Recorded data
----------------------------------------

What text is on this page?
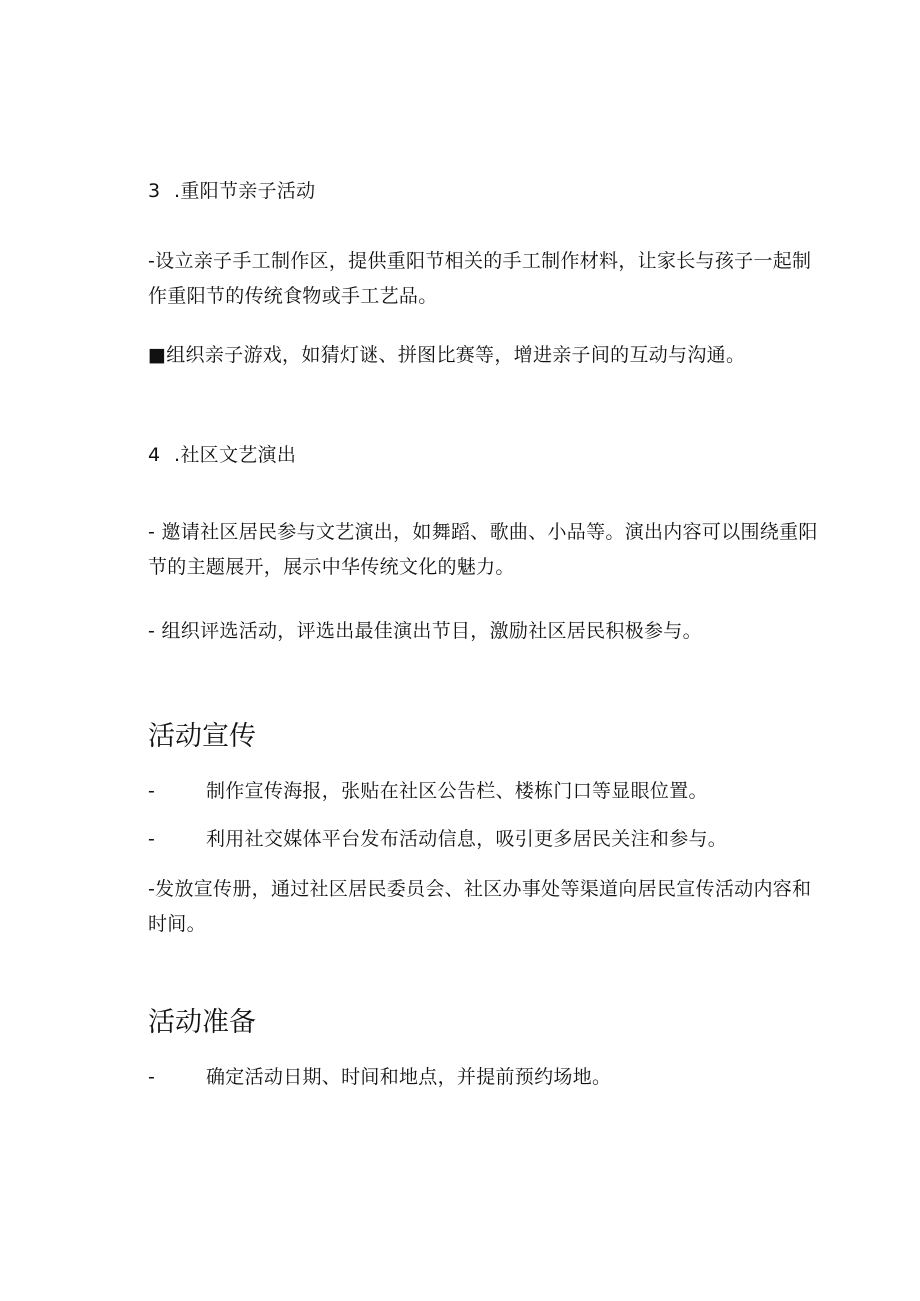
3 .重阳节亲子活动
-设立亲子手工制作区，提供重阳节相关的手工制作材料，让家长与孩子一起制作重阳节的传统食物或手工艺品。
■组织亲子游戏，如猜灯谜、拼图比赛等，增进亲子间的互动与沟通。
4 .社区文艺演出
- 邀请社区居民参与文艺演出，如舞蹈、歌曲、小品等。演出内容可以围绕重阳节的主题展开，展示中华传统文化的魅力。
- 组织评选活动，评选出最佳演出节目，激励社区居民积极参与。
活动宣传
-	制作宣传海报，张贴在社区公告栏、楼栋门口等显眼位置。
-	利用社交媒体平台发布活动信息，吸引更多居民关注和参与。
-发放宣传册，通过社区居民委员会、社区办事处等渠道向居民宣传活动内容和时间。
活动准备
-	确定活动日期、时间和地点，并提前预约场地。
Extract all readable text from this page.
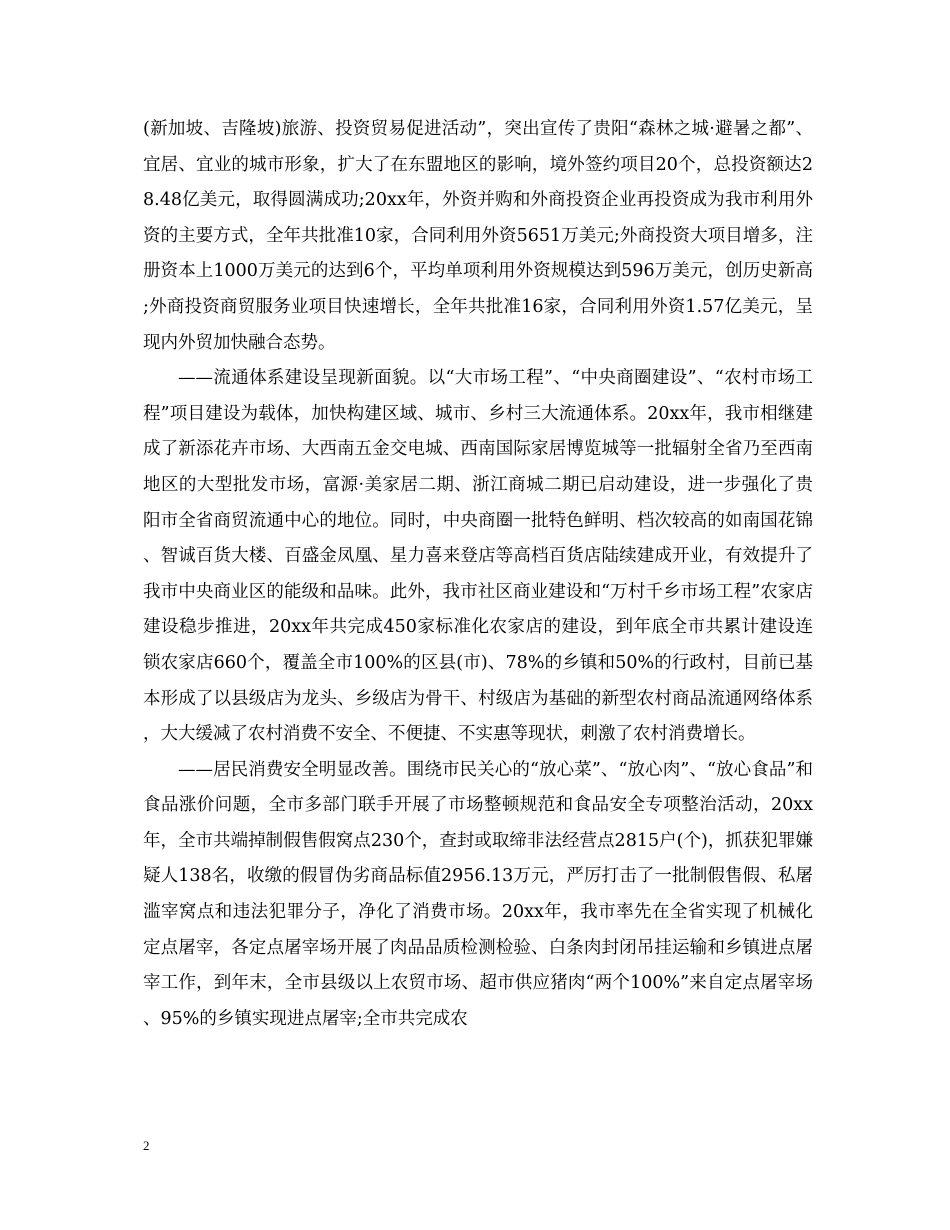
(新加坡、吉隆坡)旅游、投资贸易促进活动”，突出宣传了贵阳“森林之城·避暑之都”、宜居、宜业的城市形象，扩大了在东盟地区的影响，境外签约项目20个，总投资额达28.48亿美元，取得圆满成功;20xx年，外资并购和外商投资企业再投资成为我市利用外资的主要方式，全年共批准10家，合同利用外资5651万美元;外商投资大项目增多，注册资本上1000万美元的达到6个，平均单项利用外资规模达到596万美元，创历史新高;外商投资商贸服务业项目快速增长，全年共批准16家，合同利用外资1.57亿美元，呈现内外贸加快融合态势。

——流通体系建设呈现新面貌。以“大市场工程”、“中央商圈建设”、“农村市场工程”项目建设为载体，加快构建区域、城市、乡村三大流通体系。20xx年，我市相继建成了新添花卉市场、大西南五金交电城、西南国际家居博览城等一批辐射全省乃至西南地区的大型批发市场，富源·美家居二期、浙江商城二期已启动建设，进一步强化了贵阳市全省商贸流通中心的地位。同时，中央商圈一批特色鲜明、档次较高的如南国花锦、智诚百货大楼、百盛金凤凰、星力喜来登店等高档百货店陆续建成开业，有效提升了我市中央商业区的能级和品味。此外，我市社区商业建设和“万村千乡市场工程”农家店建设稳步推进，20xx年共完成450家标准化农家店的建设，到年底全市共累计建设连锁农家店660个，覆盖全市100%的区县(市)、78%的乡镇和50%的行政村，目前已基本形成了以县级店为龙头、乡级店为骨干、村级店为基础的新型农村商品流通网络体系，大大缓减了农村消费不安全、不便捷、不实惠等现状，刺激了农村消费增长。

——居民消费安全明显改善。围绕市民关心的“放心菜”、“放心肉”、“放心食品”和食品涨价问题，全市多部门联手开展了市场整顿规范和食品安全专项整治活动，20xx年，全市共端掉制假售假窝点230个，查封或取缔非法经营点2815户(个)，抓获犯罪嫌疑人138名，收缴的假冒伪劣商品标值2956.13万元，严厉打击了一批制假售假、私屠滥宰窝点和违法犯罪分子，净化了消费市场。20xx年，我市率先在全省实现了机械化定点屠宰，各定点屠宰场开展了肉品品质检测检验、白条肉封闭吊挂运输和乡镇进点屠宰工作，到年末，全市县级以上农贸市场、超市供应猪肉“两个100%”来自定点屠宰场、95%的乡镇实现进点屠宰;全市共完成农

2
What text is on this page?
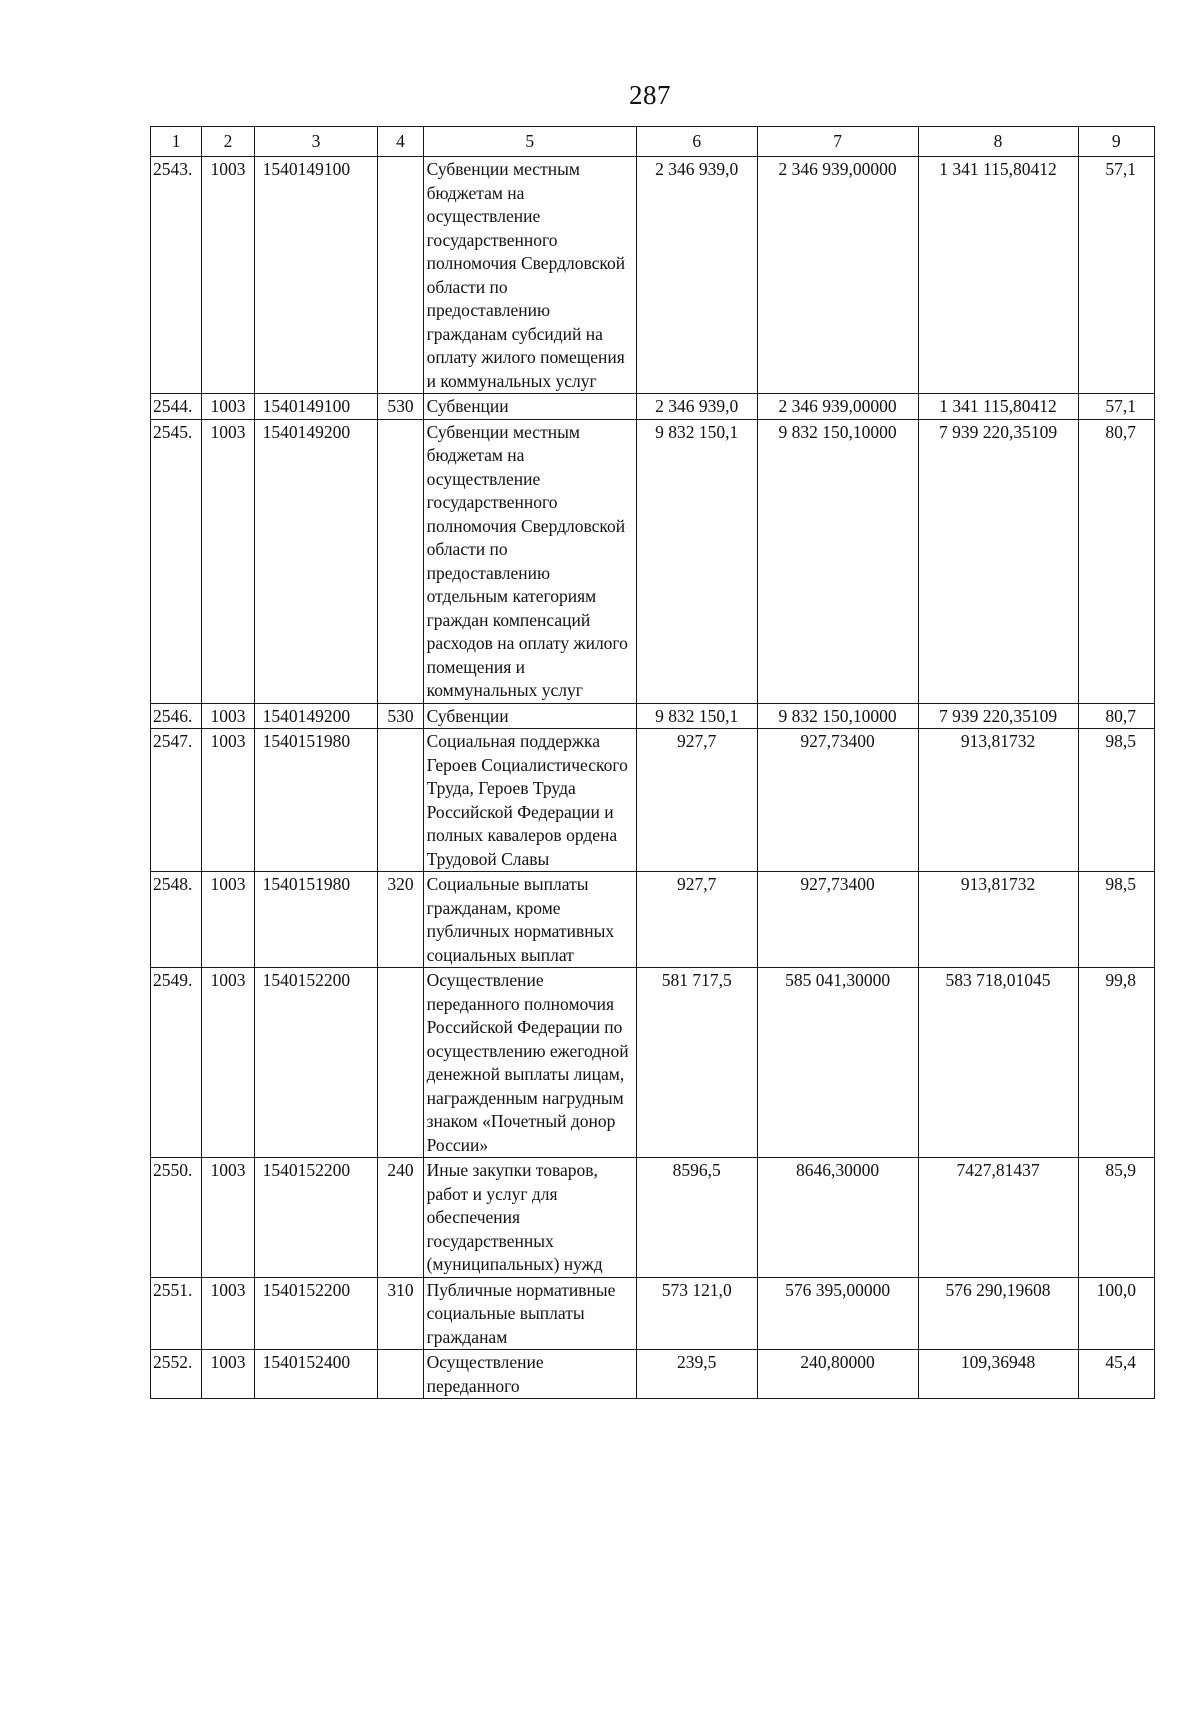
287
1	2	3	4	5	6	7	8	9
2543.	1003	1540149100		Субвенции местным бюджетам на осуществление государственного полномочия Свердловской области по предоставлению гражданам субсидий на оплату жилого помещения и коммунальных услуг	2 346 939,0	2 346 939,00000	1 341 115,80412	57,1
2544.	1003	1540149100	530	Субвенции	2 346 939,0	2 346 939,00000	1 341 115,80412	57,1
2545.	1003	1540149200		Субвенции местным бюджетам на осуществление государственного полномочия Свердловской области по предоставлению отдельным категориям граждан компенсаций расходов на оплату жилого помещения и коммунальных услуг	9 832 150,1	9 832 150,10000	7 939 220,35109	80,7
2546.	1003	1540149200	530	Субвенции	9 832 150,1	9 832 150,10000	7 939 220,35109	80,7
2547.	1003	1540151980		Социальная поддержка Героев Социалистического Труда, Героев Труда Российской Федерации и полных кавалеров ордена Трудовой Славы	927,7	927,73400	913,81732	98,5
2548.	1003	1540151980	320	Социальные выплаты гражданам, кроме публичных нормативных социальных выплат	927,7	927,73400	913,81732	98,5
2549.	1003	1540152200		Осуществление переданного полномочия Российской Федерации по осуществлению ежегодной денежной выплаты лицам, награжденным нагрудным знаком «Почетный донор России»	581 717,5	585 041,30000	583 718,01045	99,8
2550.	1003	1540152200	240	Иные закупки товаров, работ и услуг для обеспечения государственных (муниципальных) нужд	8596,5	8646,30000	7427,81437	85,9
2551.	1003	1540152200	310	Публичные нормативные социальные выплаты гражданам	573 121,0	576 395,00000	576 290,19608	100,0
2552.	1003	1540152400		Осуществление переданного	239,5	240,80000	109,36948	45,4
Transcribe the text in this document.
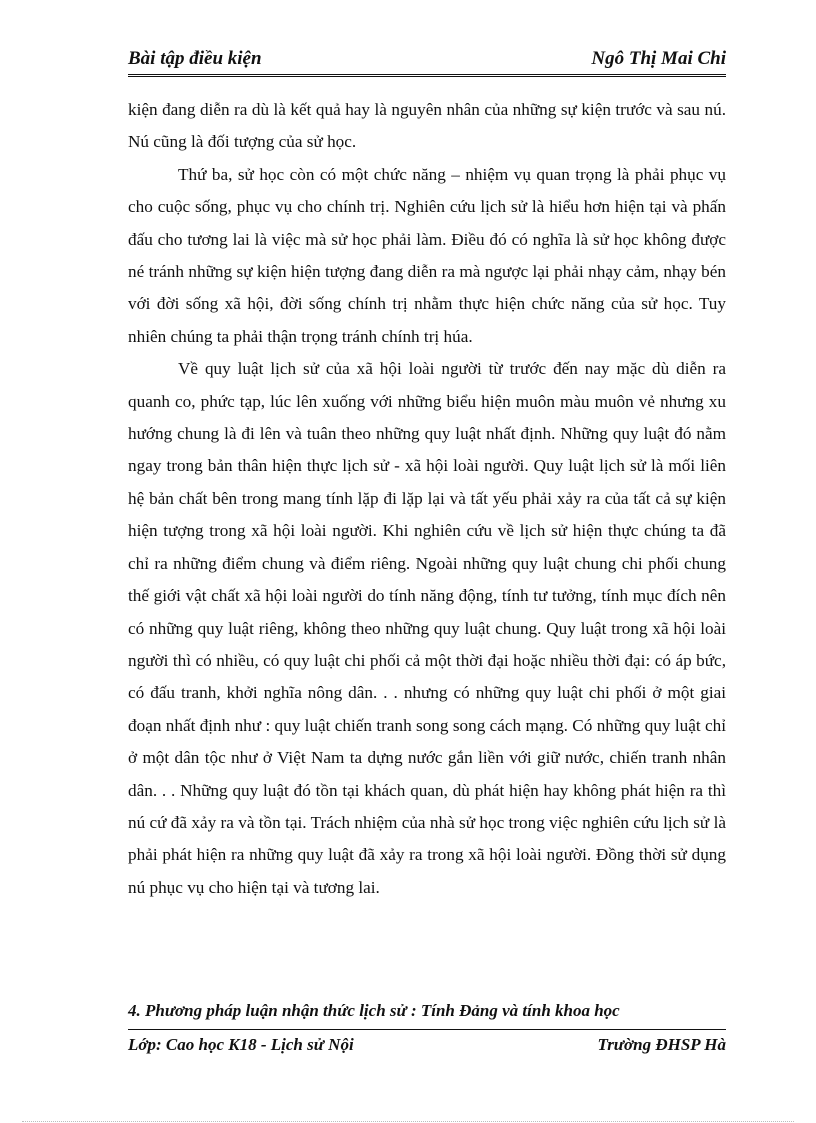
Bài tập điều kiện	Ngô Thị Mai Chi

kiện đang diễn ra dù là kết quả hay là nguyên nhân của những sự kiện trước và sau nú. Nú cũng là đối tượng của sử học.

Thứ ba, sử học còn có một chức năng – nhiệm vụ quan trọng là phải phục vụ cho cuộc sống, phục vụ cho chính trị. Nghiên cứu lịch sử là hiểu hơn hiện tại và phấn đấu cho tương lai là việc mà sử học phải làm. Điều đó có nghĩa là sử học không được né tránh những sự kiện hiện tượng đang diễn ra mà ngược lại phải nhạy cảm, nhạy bén với đời sống xã hội, đời sống chính trị nhằm thực hiện chức năng của sử học. Tuy nhiên chúng ta phải thận trọng tránh chính trị húa.

Về quy luật lịch sử của xã hội loài người từ trước đến nay mặc dù diễn ra quanh co, phức tạp, lúc lên xuống với những biểu hiện muôn màu muôn vẻ nhưng xu hướng chung là đi lên và tuân theo những quy luật nhất định. Những quy luật đó nằm ngay trong bản thân hiện thực lịch sử - xã hội loài người. Quy luật lịch sử là mối liên hệ bản chất bên trong mang tính lặp đi lặp lại và tất yếu phải xảy ra của tất cả sự kiện hiện tượng trong xã hội loài người. Khi nghiên cứu về lịch sử hiện thực chúng ta đã chỉ ra những điểm chung và điểm riêng. Ngoài những quy luật chung chi phối chung thế giới vật chất xã hội loài người do tính năng động, tính tư tưởng, tính mục đích nên có những quy luật riêng, không theo những quy luật chung. Quy luật trong xã hội loài người thì có nhiều, có quy luật chi phối cả một thời đại hoặc nhiều thời đại: có áp bức, có đấu tranh, khởi nghĩa nông dân. . . nhưng có những quy luật chi phối ở một giai đoạn nhất định như : quy luật chiến tranh song song cách mạng. Có những quy luật chỉ ở một dân tộc như ở Việt Nam ta dựng nước gắn liền với giữ nước, chiến tranh nhân dân. . . Những quy luật đó tồn tại khách quan, dù phát hiện hay không phát hiện ra thì nú cứ đã xảy ra và tồn tại. Trách nhiệm của nhà sử học trong việc nghiên cứu lịch sử là phải phát hiện ra những quy luật đã xảy ra trong xã hội loài người. Đồng thời sử dụng nú phục vụ cho hiện tại và tương lai.

4. Phương pháp luận nhận thức lịch sử : Tính Đảng và tính khoa học
Lớp: Cao học K18 - Lịch sử Nội	Trường ĐHSP Hà
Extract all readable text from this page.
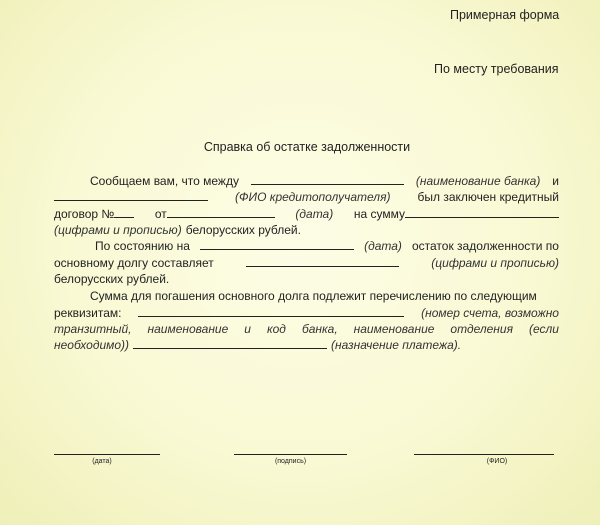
Примерная форма
По месту требования
Справка об остатке задолженности
Сообщаем вам, что между	(наименование банка) и
(ФИО кредитополучателя) был заключен кредитный
договор №	от	(дата) на сумму
(цифрами и прописью) белорусских рублей.
По состоянию на	(дата) остаток задолженности по
основному долгу составляет	(цифрами и прописью)
белорусских рублей.
Сумма для погашения основного долга подлежит перечислению по следующим
реквизитам:	(номер счета, возможно
транзитный, наименование и код банка, наименование отделения (если
необходимо))	(назначение платежа).
(дата)	(подпись)	(ФИО)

----------------------------------------

- Do this
Within the entries above, how many lines contain "банка"? Respond with the number only.

- Result of this task
2